TASK DIRECTIONS - Leaving out the images, return the data below exactly as it is written.

DATA SHOWN -
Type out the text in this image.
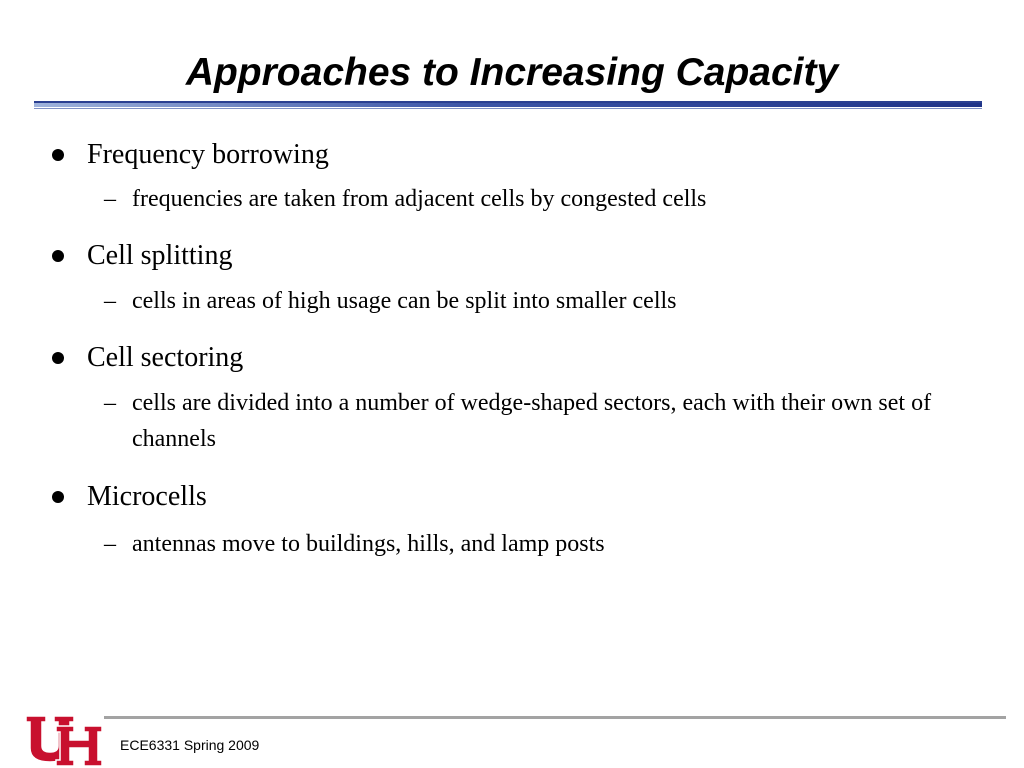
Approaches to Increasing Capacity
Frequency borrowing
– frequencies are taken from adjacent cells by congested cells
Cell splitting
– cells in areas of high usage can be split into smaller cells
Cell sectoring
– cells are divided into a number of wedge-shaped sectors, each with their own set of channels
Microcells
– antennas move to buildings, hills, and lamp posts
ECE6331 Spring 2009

SOLUTION TO THIS EXERCISE -
Type out the text in this image.
Approaches to Increasing Capacity
Frequency borrowing
– frequencies are taken from adjacent cells by congested cells
Cell splitting
– cells in areas of high usage can be split into smaller cells
Cell sectoring
– cells are divided into a number of wedge-shaped sectors, each with their own set of channels
Microcells
– antennas move to buildings, hills, and lamp posts
ECE6331 Spring 2009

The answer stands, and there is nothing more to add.